#### EXERCISE REQUIREMENTS
Pick out every line holding the string "pattern" and copy it.

━━━━━━━━━━━━━━━━

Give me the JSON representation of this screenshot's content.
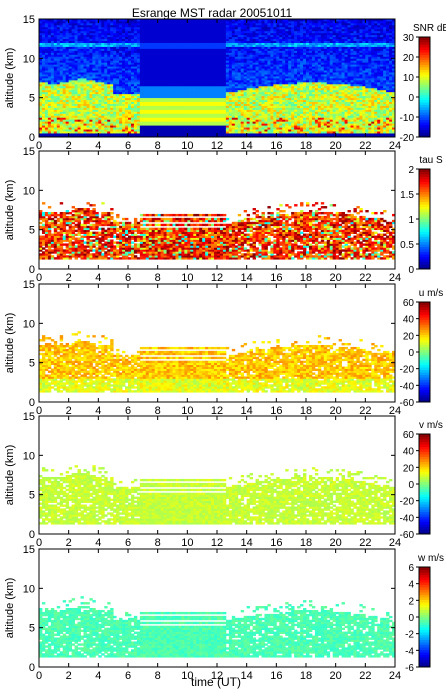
{
  "title": "Esrange MST radar 20051011",
  "xlabel": "time (UT)",
  "colors": {
    "background": "#ffffff",
    "axis": "#000000",
    "colormap": [
      "#00007f",
      "#0000ff",
      "#007fff",
      "#00ffff",
      "#7fff7f",
      "#ffff00",
      "#ff7f00",
      "#ff0000",
      "#7f0000"
    ]
  },
  "chart_data": [
    {
      "type": "heatmap",
      "name": "SNR",
      "xlabel": "",
      "ylabel": "altitude (km)",
      "xlim": [
        0,
        24
      ],
      "ylim": [
        0,
        15
      ],
      "xticks": [
        0,
        2,
        4,
        6,
        8,
        10,
        12,
        14,
        16,
        18,
        20,
        22,
        24
      ],
      "yticks": [
        0,
        5,
        10,
        15
      ],
      "colorbar": {
        "label": "SNR dB",
        "range": [
          -20,
          30
        ],
        "ticks": [
          -20,
          -10,
          0,
          10,
          20,
          30
        ]
      },
      "gap": [
        6.8,
        12.5
      ],
      "coverage_top_km": 15,
      "clutter_top_km": [
        7.0,
        5.5,
        4.5
      ],
      "pattern": "snr"
    },
    {
      "type": "heatmap",
      "name": "tau",
      "xlabel": "",
      "ylabel": "altitude (km)",
      "xlim": [
        0,
        24
      ],
      "ylim": [
        0,
        15
      ],
      "xticks": [
        0,
        2,
        4,
        6,
        8,
        10,
        12,
        14,
        16,
        18,
        20,
        22,
        24
      ],
      "yticks": [
        0,
        5,
        10,
        15
      ],
      "colorbar": {
        "label": "tau S",
        "range": [
          0,
          2
        ],
        "ticks": [
          0,
          0.5,
          1,
          1.5,
          2
        ]
      },
      "gap": [
        6.8,
        12.5
      ],
      "clutter_top_km": [
        7.0,
        5.5,
        4.5
      ],
      "pattern": "tau"
    },
    {
      "type": "heatmap",
      "name": "u",
      "xlabel": "",
      "ylabel": "altitude (km)",
      "xlim": [
        0,
        24
      ],
      "ylim": [
        0,
        15
      ],
      "xticks": [
        0,
        2,
        4,
        6,
        8,
        10,
        12,
        14,
        16,
        18,
        20,
        22,
        24
      ],
      "yticks": [
        0,
        5,
        10,
        15
      ],
      "colorbar": {
        "label": "u m/s",
        "range": [
          -60,
          60
        ],
        "ticks": [
          -60,
          -40,
          -20,
          0,
          20,
          40,
          60
        ]
      },
      "gap": [
        6.8,
        12.5
      ],
      "clutter_top_km": [
        7.0,
        5.5,
        4.5
      ],
      "pattern": "u"
    },
    {
      "type": "heatmap",
      "name": "v",
      "xlabel": "",
      "ylabel": "altitude (km)",
      "xlim": [
        0,
        24
      ],
      "ylim": [
        0,
        15
      ],
      "xticks": [
        0,
        2,
        4,
        6,
        8,
        10,
        12,
        14,
        16,
        18,
        20,
        22,
        24
      ],
      "yticks": [
        0,
        5,
        10,
        15
      ],
      "colorbar": {
        "label": "v m/s",
        "range": [
          -60,
          60
        ],
        "ticks": [
          -60,
          -40,
          -20,
          0,
          20,
          40,
          60
        ]
      },
      "gap": [
        6.8,
        12.5
      ],
      "clutter_top_km": [
        7.0,
        5.5,
        4.5
      ],
      "pattern": "v"
    },
    {
      "type": "heatmap",
      "name": "w",
      "xlabel": "time (UT)",
      "ylabel": "altitude (km)",
      "xlim": [
        0,
        24
      ],
      "ylim": [
        0,
        15
      ],
      "xticks": [
        0,
        2,
        4,
        6,
        8,
        10,
        12,
        14,
        16,
        18,
        20,
        22,
        24
      ],
      "yticks": [
        0,
        5,
        10,
        15
      ],
      "colorbar": {
        "label": "w m/s",
        "range": [
          -6,
          6
        ],
        "ticks": [
          -6,
          -4,
          -2,
          0,
          2,
          4,
          6
        ]
      },
      "gap": [
        6.8,
        12.5
      ],
      "clutter_top_km": [
        7.0,
        5.5,
        4.5
      ],
      "pattern": "w"
    }
  ]
}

━━━━━━━━━━━━━━━━

#### CORRECT OUTPUT
      "pattern": "snr"
      "pattern": "tau"
      "pattern": "u"
      "pattern": "v"
      "pattern": "w"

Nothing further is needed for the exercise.